Your goal - Which lines of the records contain "JSON"? Collect every one of them.

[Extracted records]
* * * * *
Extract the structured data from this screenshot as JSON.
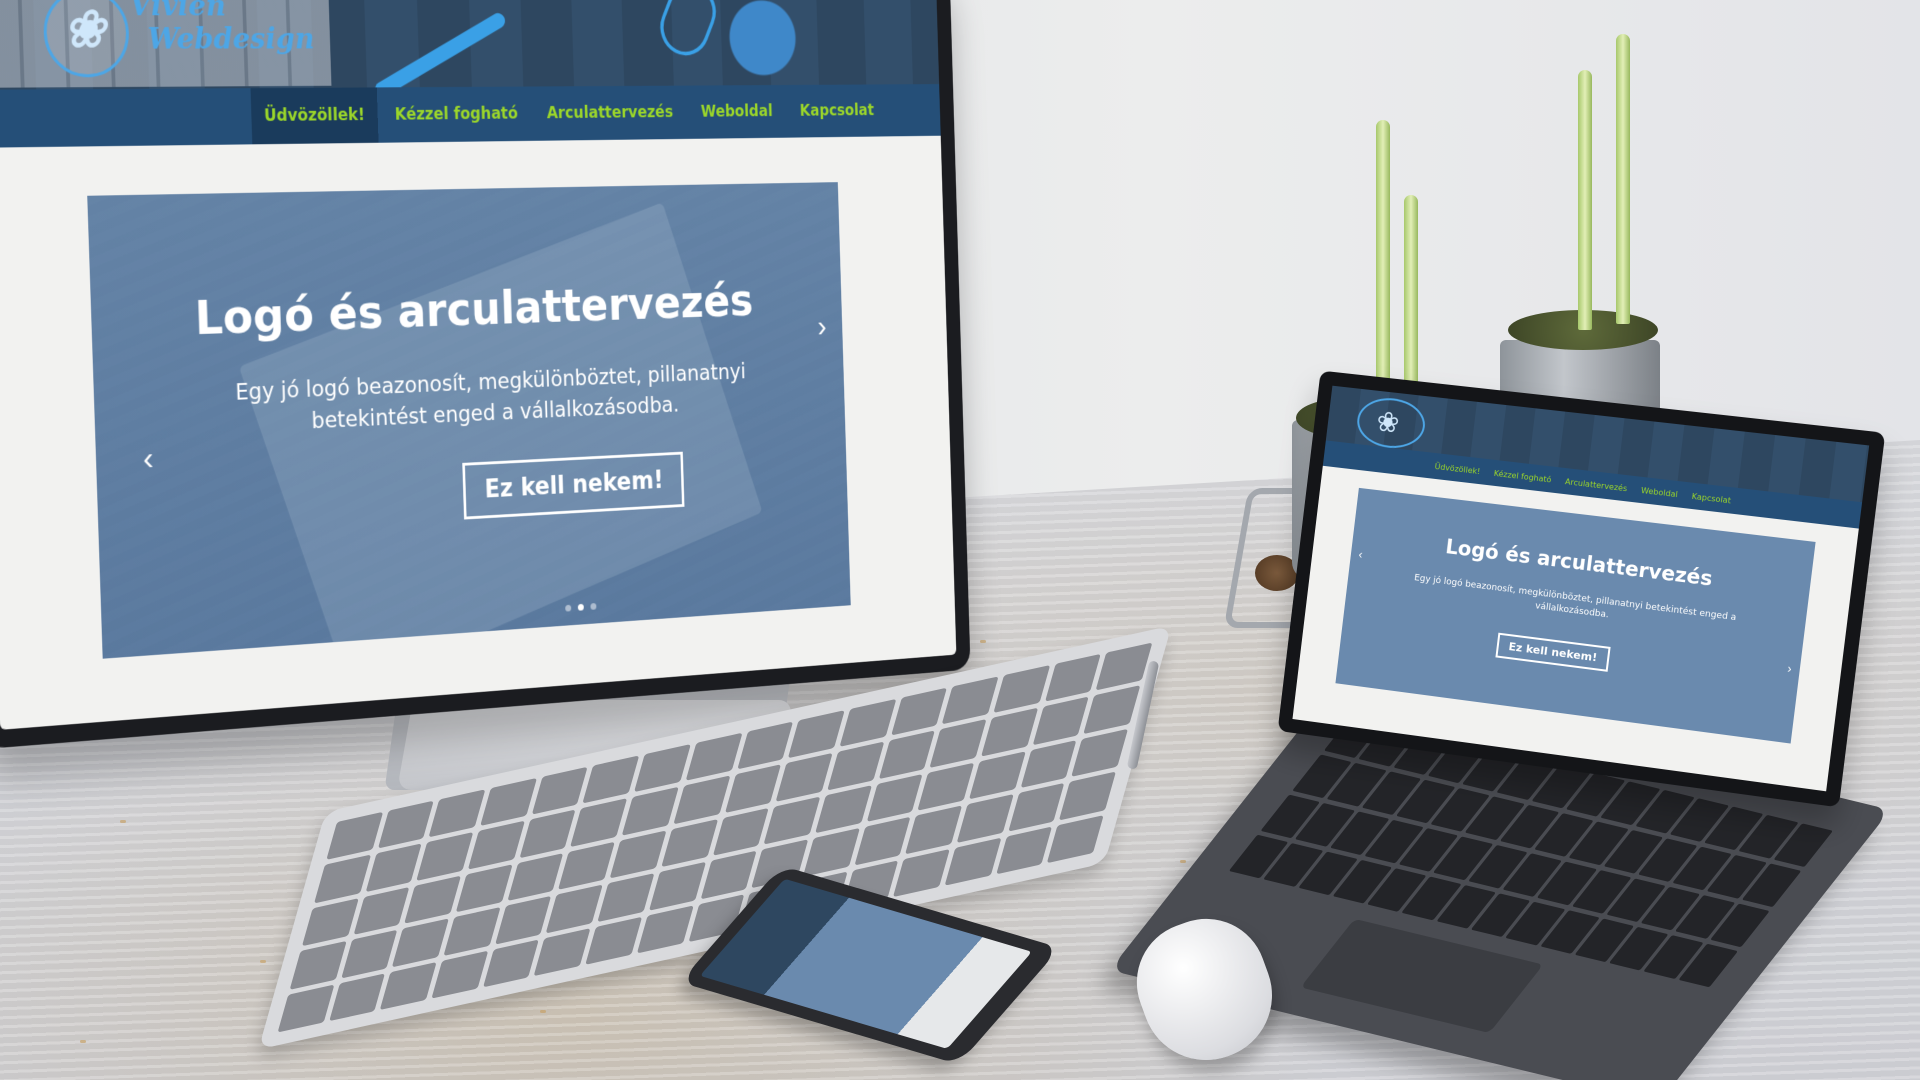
{
  "scene": {
    "description_type": "device mockup",
    "colors": {
      "nav_background": "#254f78",
      "nav_text": "#9bd62a",
      "slide_overlay": "#6a8aae",
      "slide_text": "#ffffff"
    }
  },
  "monitor_site": {
    "logo": {
      "line1": "Vivien",
      "line2": "Webdesign",
      "icon": "butterfly-icon"
    },
    "nav": [
      {
        "label": "Üdvözöllek!",
        "active": true
      },
      {
        "label": "Kézzel fogható",
        "active": false
      },
      {
        "label": "Arculattervezés",
        "active": false
      },
      {
        "label": "Weboldal",
        "active": false
      },
      {
        "label": "Kapcsolat",
        "active": false
      }
    ],
    "slide": {
      "title": "Logó és arculattervezés",
      "text": "Egy jó logó beazonosít, megkülönböztet, pillanatnyi betekintést enged a vállalkozásodba.",
      "cta": "Ez kell nekem!",
      "prev": "‹",
      "next": "›"
    }
  },
  "tablet_site": {
    "nav": [
      {
        "label": "Üdvözöllek!"
      },
      {
        "label": "Kézzel fogható"
      },
      {
        "label": "Arculattervezés"
      },
      {
        "label": "Weboldal"
      },
      {
        "label": "Kapcsolat"
      }
    ],
    "slide": {
      "title": "Logó és arculattervezés",
      "text": "Egy jó logó beazonosít, megkülönböztet, pillanatnyi betekintést enged a vállalkozásodba.",
      "cta": "Ez kell nekem!",
      "prev": "‹",
      "next": "›"
    }
  }
}
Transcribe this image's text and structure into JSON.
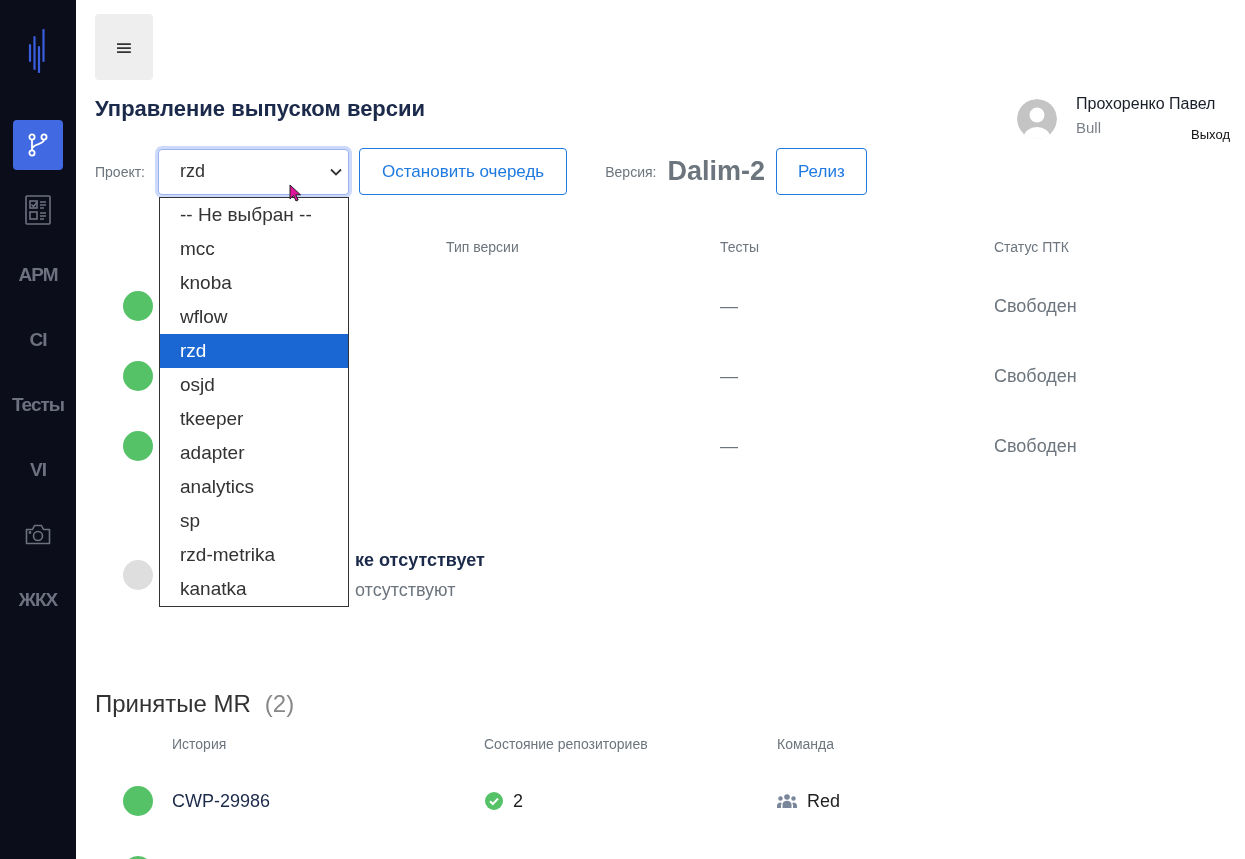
* * * * *
Result of the exercise -
Extract the structured data from this screenshot as JSON.
Transcribe this image's text and structure into JSON.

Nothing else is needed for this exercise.